• [本文]
☆ ☆ ☆ ☆ ☆
第一次世界大戦、第二次世界大戦では帝国主義が武力の形で表れて衝突した。
第二次大戦以降、世界規模での大戦は避けられるようになったが、国際武力衝突は今でも続いており、そのたびに批判の的になる。
批判を避けながら、植民地支配のような覇権争いを続ける方法はないものか。
武力以外の形で覇権競争を実現したのが、経済と文化を利用した帝国主義だった。
マクドナルド、スターバックス、ネスレなど、各国に同一形式で提供されるサービスは、どの国に訪れても均質的なサービスを提供してくれるという点で安心感と利便性を向上した。一方で、出自の文化圏の人々にとって、勢力圏を静かに拡大していく隠れた橋頭保でもあり、進出先の現地の文化を徐々に風化させていく装置でもあったと解釈できる。
そのような特性が1990年代にあらわになった時点で、経済や文化による帝国主義もまた批判の的となった。世界大戦の終わりから45年後であり、2026年現在においては36年も前のことだ。
36年もたつのであれば、別の形の帝国主義が密かに蔓延しているのではとも思う。もしくは、私が不勉強なだけで、すでに学説としてはいくつか別の形式の帝国主義が発生しているのではないかと思う。
ということで、勉強がてら少し検索をしてみたところ、おそらく現代の形式はこれであろうという Labor Imperiarism, Digital Imperiarism はすでに冷戦期に提唱はされていたようだ。
☆ ☆ ☆ ☆ ☆
• [提供データ]
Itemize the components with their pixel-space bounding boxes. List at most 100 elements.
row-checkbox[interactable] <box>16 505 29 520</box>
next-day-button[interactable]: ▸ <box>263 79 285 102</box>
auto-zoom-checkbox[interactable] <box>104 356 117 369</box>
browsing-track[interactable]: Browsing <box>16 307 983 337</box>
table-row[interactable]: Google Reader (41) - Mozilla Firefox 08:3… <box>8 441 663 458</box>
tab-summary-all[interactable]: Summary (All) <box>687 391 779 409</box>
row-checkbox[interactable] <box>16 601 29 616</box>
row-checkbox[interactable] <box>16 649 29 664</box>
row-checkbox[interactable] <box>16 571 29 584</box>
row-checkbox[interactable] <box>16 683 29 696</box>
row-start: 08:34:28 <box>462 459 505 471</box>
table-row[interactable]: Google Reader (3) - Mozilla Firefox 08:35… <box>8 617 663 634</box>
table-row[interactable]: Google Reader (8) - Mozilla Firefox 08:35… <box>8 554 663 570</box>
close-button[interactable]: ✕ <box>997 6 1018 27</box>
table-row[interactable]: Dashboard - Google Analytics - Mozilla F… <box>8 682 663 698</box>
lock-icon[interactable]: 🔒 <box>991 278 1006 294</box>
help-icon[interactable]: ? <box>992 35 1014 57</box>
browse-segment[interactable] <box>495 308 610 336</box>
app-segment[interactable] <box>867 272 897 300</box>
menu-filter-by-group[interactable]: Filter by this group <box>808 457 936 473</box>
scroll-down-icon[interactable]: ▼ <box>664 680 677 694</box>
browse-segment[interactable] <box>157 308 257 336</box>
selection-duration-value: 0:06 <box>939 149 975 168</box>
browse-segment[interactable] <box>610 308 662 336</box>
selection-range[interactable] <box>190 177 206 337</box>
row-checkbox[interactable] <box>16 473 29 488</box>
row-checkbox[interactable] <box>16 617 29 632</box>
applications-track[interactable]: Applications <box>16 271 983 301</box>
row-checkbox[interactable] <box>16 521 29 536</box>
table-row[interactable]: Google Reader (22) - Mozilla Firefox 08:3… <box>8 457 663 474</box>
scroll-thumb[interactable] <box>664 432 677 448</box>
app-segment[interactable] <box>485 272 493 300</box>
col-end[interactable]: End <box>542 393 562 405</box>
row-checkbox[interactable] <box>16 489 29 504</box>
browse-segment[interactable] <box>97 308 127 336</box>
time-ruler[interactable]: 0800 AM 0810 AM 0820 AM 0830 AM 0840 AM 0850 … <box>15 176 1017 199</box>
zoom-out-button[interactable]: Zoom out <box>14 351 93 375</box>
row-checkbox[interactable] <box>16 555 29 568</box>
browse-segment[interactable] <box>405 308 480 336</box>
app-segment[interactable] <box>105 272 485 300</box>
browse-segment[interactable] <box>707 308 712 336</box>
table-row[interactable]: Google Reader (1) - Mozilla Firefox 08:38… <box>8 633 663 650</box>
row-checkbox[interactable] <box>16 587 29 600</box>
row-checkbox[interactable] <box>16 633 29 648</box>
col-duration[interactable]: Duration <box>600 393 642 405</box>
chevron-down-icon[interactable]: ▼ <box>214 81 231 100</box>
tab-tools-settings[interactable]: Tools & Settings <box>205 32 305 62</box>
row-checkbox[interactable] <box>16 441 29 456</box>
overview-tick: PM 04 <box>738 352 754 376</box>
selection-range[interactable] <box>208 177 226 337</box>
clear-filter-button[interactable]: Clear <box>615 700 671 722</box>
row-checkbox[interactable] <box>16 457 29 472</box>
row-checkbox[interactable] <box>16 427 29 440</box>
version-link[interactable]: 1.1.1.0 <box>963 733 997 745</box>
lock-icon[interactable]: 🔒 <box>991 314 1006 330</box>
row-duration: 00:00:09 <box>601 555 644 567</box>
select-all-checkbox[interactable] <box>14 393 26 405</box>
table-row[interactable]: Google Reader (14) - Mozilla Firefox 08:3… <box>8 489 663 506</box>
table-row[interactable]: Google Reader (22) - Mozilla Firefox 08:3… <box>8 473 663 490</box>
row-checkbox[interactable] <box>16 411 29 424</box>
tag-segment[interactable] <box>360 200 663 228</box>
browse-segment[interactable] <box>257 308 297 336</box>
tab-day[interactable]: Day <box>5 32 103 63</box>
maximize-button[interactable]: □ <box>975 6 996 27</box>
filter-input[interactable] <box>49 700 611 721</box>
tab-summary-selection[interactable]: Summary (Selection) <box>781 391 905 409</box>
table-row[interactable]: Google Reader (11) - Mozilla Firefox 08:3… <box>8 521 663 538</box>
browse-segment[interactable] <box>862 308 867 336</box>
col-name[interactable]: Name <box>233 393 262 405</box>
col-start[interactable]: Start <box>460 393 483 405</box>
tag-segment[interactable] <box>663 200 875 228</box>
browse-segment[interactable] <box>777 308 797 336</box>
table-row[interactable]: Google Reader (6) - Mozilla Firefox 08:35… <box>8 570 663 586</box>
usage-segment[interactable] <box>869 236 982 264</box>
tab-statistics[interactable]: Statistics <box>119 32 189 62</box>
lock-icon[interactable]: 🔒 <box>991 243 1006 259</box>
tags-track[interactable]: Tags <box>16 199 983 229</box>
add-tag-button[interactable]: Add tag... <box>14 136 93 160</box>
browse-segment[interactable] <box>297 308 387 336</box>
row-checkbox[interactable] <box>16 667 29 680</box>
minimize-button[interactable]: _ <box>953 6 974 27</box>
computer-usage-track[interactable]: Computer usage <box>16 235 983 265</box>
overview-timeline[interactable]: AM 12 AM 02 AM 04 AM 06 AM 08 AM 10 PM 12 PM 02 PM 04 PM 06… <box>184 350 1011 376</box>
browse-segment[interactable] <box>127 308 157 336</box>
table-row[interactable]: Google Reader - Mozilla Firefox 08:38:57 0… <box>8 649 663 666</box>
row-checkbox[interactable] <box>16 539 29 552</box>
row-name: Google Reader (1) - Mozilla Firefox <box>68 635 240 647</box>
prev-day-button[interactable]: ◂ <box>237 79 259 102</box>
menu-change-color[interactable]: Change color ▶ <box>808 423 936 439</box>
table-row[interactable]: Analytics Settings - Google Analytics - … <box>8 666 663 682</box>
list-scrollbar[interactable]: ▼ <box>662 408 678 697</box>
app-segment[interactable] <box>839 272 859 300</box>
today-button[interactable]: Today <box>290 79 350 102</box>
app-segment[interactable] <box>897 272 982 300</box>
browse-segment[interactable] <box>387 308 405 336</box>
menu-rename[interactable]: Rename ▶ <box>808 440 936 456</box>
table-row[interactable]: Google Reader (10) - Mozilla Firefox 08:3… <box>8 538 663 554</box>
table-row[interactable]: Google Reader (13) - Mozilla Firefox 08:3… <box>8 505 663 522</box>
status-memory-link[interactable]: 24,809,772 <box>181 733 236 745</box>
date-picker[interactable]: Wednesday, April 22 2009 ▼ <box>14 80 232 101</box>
☆ ☆ ☆ ☆ ☆
• [取り組む課題]
- 1) 本文の「武力以外の形で覇権競争を実現したのが、経済と文化を利用した帝国主義だった。」から「Digital Imperiarism はすでに冷戦期に提唱はされていたようだ。」まで（両端を含む）を、「装置」を「仕組み」に置き換えて書き直してください。
- 2) 帝国主義に関する本文を2文で要約してください。

• [解答例]
- 1)
武力以外の形で覇権競争を実現したのが、経済と文化を利用した帝国主義だった。
マクドナルド、スターバックス、ネスレなど、各国に同一形式で提供されるサービスは、どの国に訪れても均質的なサービスを提供してくれるという点で安心感と利便性を向上した。一方で、出自の文化圏の人々にとって、勢力圏を静かに拡大していく隠れた橋頭保でもあり、進出先の現地の文化を徐々に風化させていく仕組みでもあったと解釈できる。
そのような特性が1990年代にあらわになった時点で、経済や文化による帝国主義もまた批判の的となった。世界大戦の終わりから45年後であり、2026年現在においては36年も前のことだ。
36年もたつのであれば、別の形の帝国主義が密かに蔓延しているのではとも思う。もしくは、私が不勉強なだけで、すでに学説としてはいくつか別の形式の帝国主義が発生しているのではないかと思う。
ということで、勉強がてら少し検索をしてみたところ、おそらく現代の形式はこれであろうという Labor Imperiarism, Digital Imperiarism はすでに冷戦期に提唱はされていたようだ。

- 2) 二度の世界大戦では帝国主義が武力の形で表れたが、その後、武力以外の形で覇権競争を実現したのが経済と文化を利用した帝国主義であり、その特性が1990年代にあらわになった時点で、これも批判の的となった。それから36年がたつことから、筆者は別の形の帝国主義があるのではと考えて検索し、現代の形式と思われる労働やデジタルに関する帝国主義がすでに冷戦期に提唱されていたようだと知った。